# START OF DATA TO PROCESS
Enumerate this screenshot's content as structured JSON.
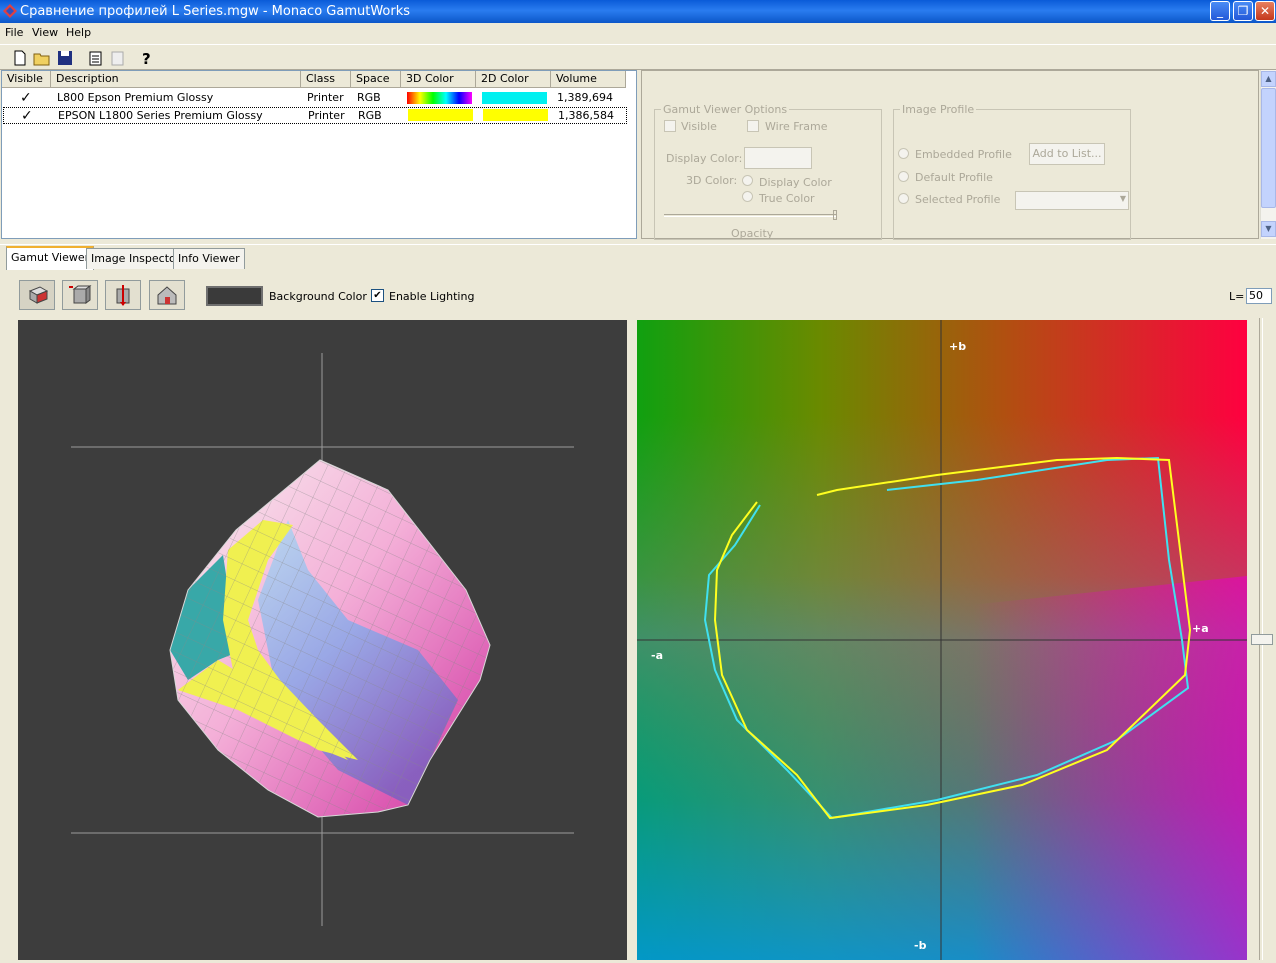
{
  "window": {
    "title": "Сравнение профилей L Series.mgw - Monaco GamutWorks",
    "minimize": "_",
    "restore": "❐",
    "close": "✕"
  },
  "menu": [
    "File",
    "View",
    "Help"
  ],
  "toolbar_icons": [
    "new-file-icon",
    "open-folder-icon",
    "save-icon",
    "add-profile-icon",
    "remove-profile-icon",
    "help-icon"
  ],
  "profile_table": {
    "columns": [
      "Visible",
      "Description",
      "Class",
      "Space",
      "3D Color",
      "2D Color",
      "Volume"
    ],
    "rows": [
      {
        "visible": "✓",
        "description": "L800 Epson Premium Glossy",
        "class": "Printer",
        "space": "RGB",
        "color3d": "rainbow",
        "color2d": "#00f0f0",
        "volume": "1,389,694"
      },
      {
        "visible": "✓",
        "description": "EPSON L1800 Series Premium Glossy",
        "class": "Printer",
        "space": "RGB",
        "color3d": "#ffff00",
        "color2d": "#ffff00",
        "volume": "1,386,584"
      }
    ]
  },
  "gamut_options": {
    "title": "Gamut Viewer Options",
    "visible_label": "Visible",
    "wireframe_label": "Wire Frame",
    "display_color_label": "Display Color:",
    "color3d_label": "3D Color:",
    "radio_display_color": "Display Color",
    "radio_true_color": "True Color",
    "opacity_label": "Opacity"
  },
  "image_profile": {
    "title": "Image Profile",
    "embedded": "Embedded Profile",
    "default": "Default Profile",
    "selected": "Selected Profile",
    "add_button": "Add to List..."
  },
  "tabs": [
    "Gamut Viewer",
    "Image Inspector",
    "Info Viewer"
  ],
  "active_tab": "Gamut Viewer",
  "viewer_toolbar": {
    "buttons": [
      "rotate-view-icon",
      "cube-view-icon",
      "flip-view-icon",
      "home-view-icon"
    ],
    "background_label": "Background Color",
    "background_color": "#3a3a3a",
    "lighting_label": "Enable Lighting",
    "lighting_checked": "✔",
    "l_label": "L=",
    "l_value": "50"
  },
  "plot2d": {
    "label_plus_b": "+b",
    "label_minus_b": "-b",
    "label_plus_a": "+a",
    "label_minus_a": "-a",
    "series": [
      {
        "color": "#40e0f0",
        "name": "L800 Epson Premium Glossy"
      },
      {
        "color": "#ffff20",
        "name": "EPSON L1800 Series Premium Glossy"
      }
    ]
  }
}
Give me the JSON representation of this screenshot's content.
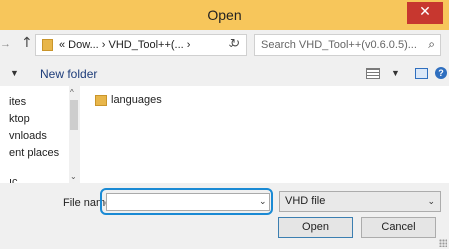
{
  "window": {
    "title": "Open",
    "close_glyph": "✕"
  },
  "address": {
    "back_glyph": "→",
    "up_glyph": "↑",
    "breadcrumb": "« Dow... › VHD_Tool++(... ›",
    "dropdown_glyph": "⌄",
    "refresh_glyph": "↻",
    "search_placeholder": "Search VHD_Tool++(v0.6.0.5)...",
    "search_glyph": "⌕"
  },
  "toolbar": {
    "organize_glyph": "▼",
    "new_folder_label": "New folder",
    "view_drop_glyph": "▼",
    "help_glyph": "?"
  },
  "nav_pane": {
    "items": [
      "ites",
      "ktop",
      "vnloads",
      "ent places",
      "ıc"
    ],
    "scroll_up": "^",
    "scroll_down": "⌄"
  },
  "files": [
    {
      "name": "languages",
      "icon": "folder-icon"
    }
  ],
  "footer": {
    "file_name_label": "File name:",
    "file_name_value": "",
    "file_name_drop": "⌄",
    "file_type_value": "VHD file",
    "file_type_drop": "⌄",
    "open_label": "Open",
    "cancel_label": "Cancel"
  },
  "colors": {
    "title_bar": "#f7c65b",
    "close_button": "#c7372f",
    "focus_ring": "#1a8ad4"
  }
}
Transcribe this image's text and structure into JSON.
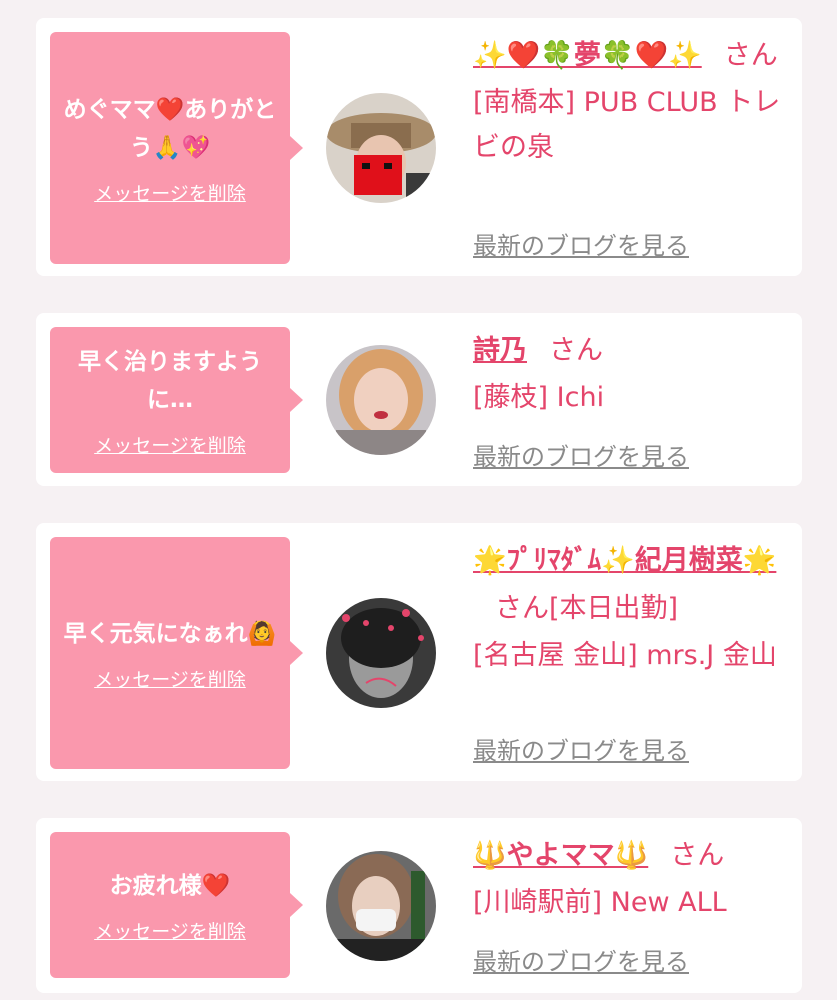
{
  "delete_label": "メッセージを削除",
  "blog_label": "最新のブログを見る",
  "san": "さん",
  "colors": {
    "bubble": "#fa98ad",
    "accent": "#e4456b",
    "link_gray": "#8a8a8a"
  },
  "cards": [
    {
      "message": "めぐママ❤️ありがとう🙏💖",
      "name": "✨❤️🍀夢🍀❤️✨",
      "suffix": "",
      "shop": "[南橋本] PUB CLUB トレビの泉"
    },
    {
      "message": "早く治りますように…",
      "name": "詩乃",
      "suffix": "",
      "shop": "[藤枝] Ichi"
    },
    {
      "message": "早く元気になぁれ🙆",
      "name": "🌟ﾌﾟﾘﾏﾀﾞﾑ✨紀月樹菜🌟",
      "suffix": "[本日出勤]",
      "shop": "[名古屋 金山] mrs.J 金山"
    },
    {
      "message": "お疲れ様❤️",
      "name": "🔱やよママ🔱",
      "suffix": "",
      "shop": "[川崎駅前] New ALL"
    }
  ]
}
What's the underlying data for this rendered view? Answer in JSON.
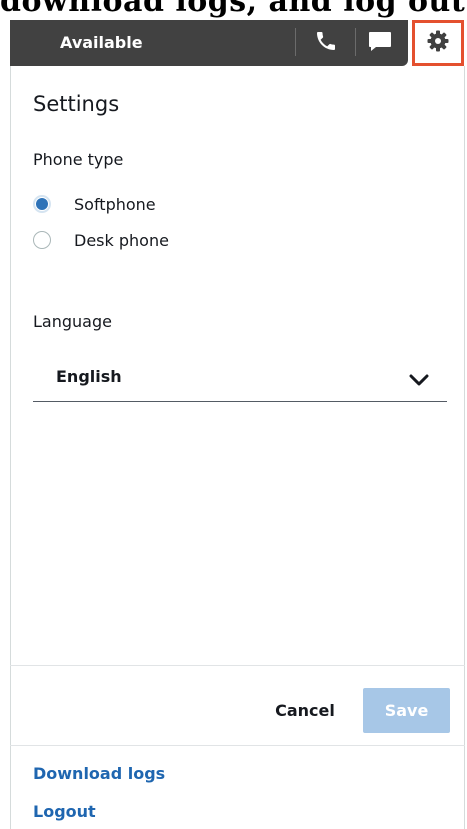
{
  "caption": "download logs, and log out.",
  "topbar": {
    "status_label": "Available",
    "icons": [
      "phone-icon",
      "chat-icon",
      "gear-icon"
    ],
    "background": "#414141"
  },
  "settings": {
    "title": "Settings",
    "phone_type": {
      "label": "Phone type",
      "options": [
        {
          "label": "Softphone",
          "checked": true
        },
        {
          "label": "Desk phone",
          "checked": false
        }
      ]
    },
    "language": {
      "label": "Language",
      "selected": "English"
    }
  },
  "footer": {
    "cancel_label": "Cancel",
    "save_label": "Save",
    "download_logs_label": "Download logs",
    "logout_label": "Logout"
  },
  "colors": {
    "accent": "#2e73b8",
    "highlight_border": "#e4502f",
    "save_disabled": "#a7c7e7",
    "link": "#1f66b0"
  }
}
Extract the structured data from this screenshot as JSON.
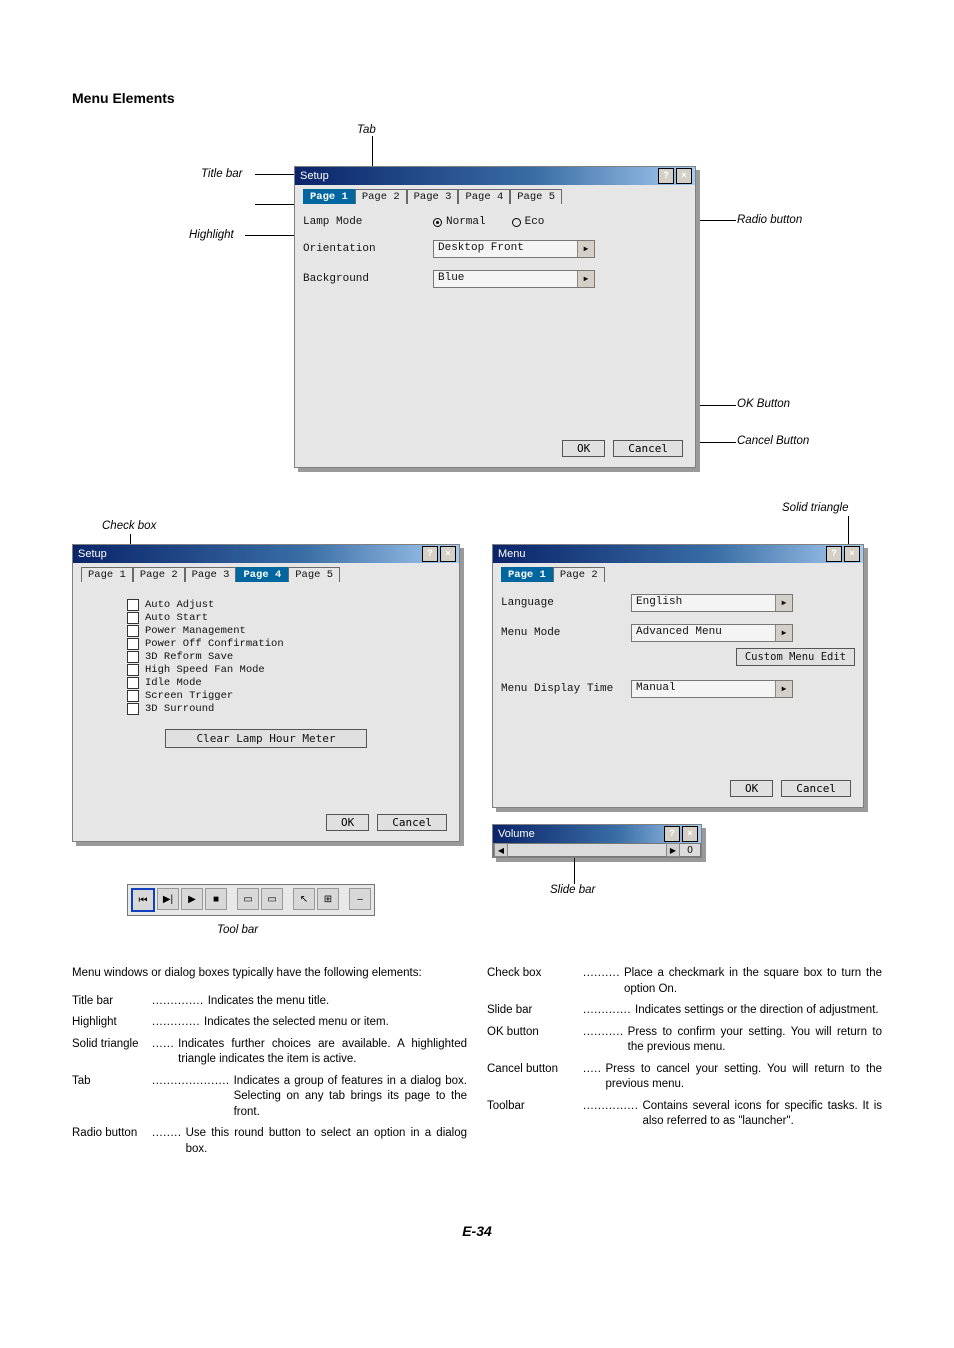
{
  "section_title": "Menu Elements",
  "labels": {
    "title_bar": "Title bar",
    "highlight": "Highlight",
    "tab": "Tab",
    "radio_button": "Radio button",
    "ok_button": "OK Button",
    "cancel_button": "Cancel Button",
    "check_box": "Check box",
    "solid_triangle": "Solid triangle",
    "tool_bar": "Tool bar",
    "slide_bar": "Slide bar"
  },
  "win1": {
    "title": "Setup",
    "tabs": [
      "Page 1",
      "Page 2",
      "Page 3",
      "Page 4",
      "Page 5"
    ],
    "active_tab": 0,
    "rows": {
      "lamp_mode": "Lamp Mode",
      "orientation": "Orientation",
      "background": "Background",
      "normal": "Normal",
      "eco": "Eco",
      "desktop_front": "Desktop Front",
      "blue": "Blue"
    },
    "ok": "OK",
    "cancel": "Cancel"
  },
  "win2": {
    "title": "Setup",
    "tabs": [
      "Page 1",
      "Page 2",
      "Page 3",
      "Page 4",
      "Page 5"
    ],
    "active_tab": 3,
    "checks": [
      "Auto Adjust",
      "Auto Start",
      "Power Management",
      "Power Off Confirmation",
      "3D Reform Save",
      "High Speed Fan Mode",
      "Idle Mode",
      "Screen Trigger",
      "3D Surround"
    ],
    "clear_btn": "Clear Lamp Hour Meter",
    "ok": "OK",
    "cancel": "Cancel"
  },
  "win3": {
    "title": "Menu",
    "tabs": [
      "Page 1",
      "Page 2"
    ],
    "active_tab": 0,
    "rows": {
      "language": "Language",
      "language_val": "English",
      "menu_mode": "Menu Mode",
      "menu_mode_val": "Advanced Menu",
      "custom_btn": "Custom Menu Edit",
      "display_time": "Menu Display Time",
      "display_time_val": "Manual"
    },
    "ok": "OK",
    "cancel": "Cancel"
  },
  "win4": {
    "title": "Volume",
    "value": "0"
  },
  "defs_intro": "Menu windows or dialog boxes typically have the following elements:",
  "defs_left": [
    {
      "term": "Title bar",
      "dots": " .............. ",
      "desc": "Indicates the menu title."
    },
    {
      "term": "Highlight",
      "dots": " ............. ",
      "desc": "Indicates the selected menu or item."
    },
    {
      "term": "Solid triangle",
      "dots": " ...... ",
      "desc": "Indicates further choices are available. A highlighted triangle indicates the item is active."
    },
    {
      "term": "Tab",
      "dots": " ..................... ",
      "desc": "Indicates a group of features in a dialog box. Selecting on any tab brings its page to the front."
    },
    {
      "term": "Radio button",
      "dots": " ........ ",
      "desc": "Use this round button to select an option in a dialog box."
    }
  ],
  "defs_right": [
    {
      "term": "Check box",
      "dots": " .......... ",
      "desc": "Place a checkmark in the square box to turn the option On."
    },
    {
      "term": "Slide bar",
      "dots": " ............. ",
      "desc": "Indicates settings or the direction of adjustment."
    },
    {
      "term": "OK button",
      "dots": " ........... ",
      "desc": "Press to confirm your setting. You will return to the previous menu."
    },
    {
      "term": "Cancel button",
      "dots": " ..... ",
      "desc": "Press to cancel your setting. You will return to the previous menu."
    },
    {
      "term": "Toolbar",
      "dots": " ............... ",
      "desc": "Contains several icons for specific tasks. It is also referred to as \"launcher\"."
    }
  ],
  "page_number": "E-34"
}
# END OF DATA TO PROCESS
WHAT THE EXERCISE ASKS:
Scan the listing above and copy all lines containing the word "Premium".

ANSWER IN FULL:
        "description": "L800 Epson Premium Glossy",
        "description": "EPSON L1800 Series Premium Glossy",
        "name": "L800 Epson Premium Glossy"
        "name": "EPSON L1800 Series Premium Glossy"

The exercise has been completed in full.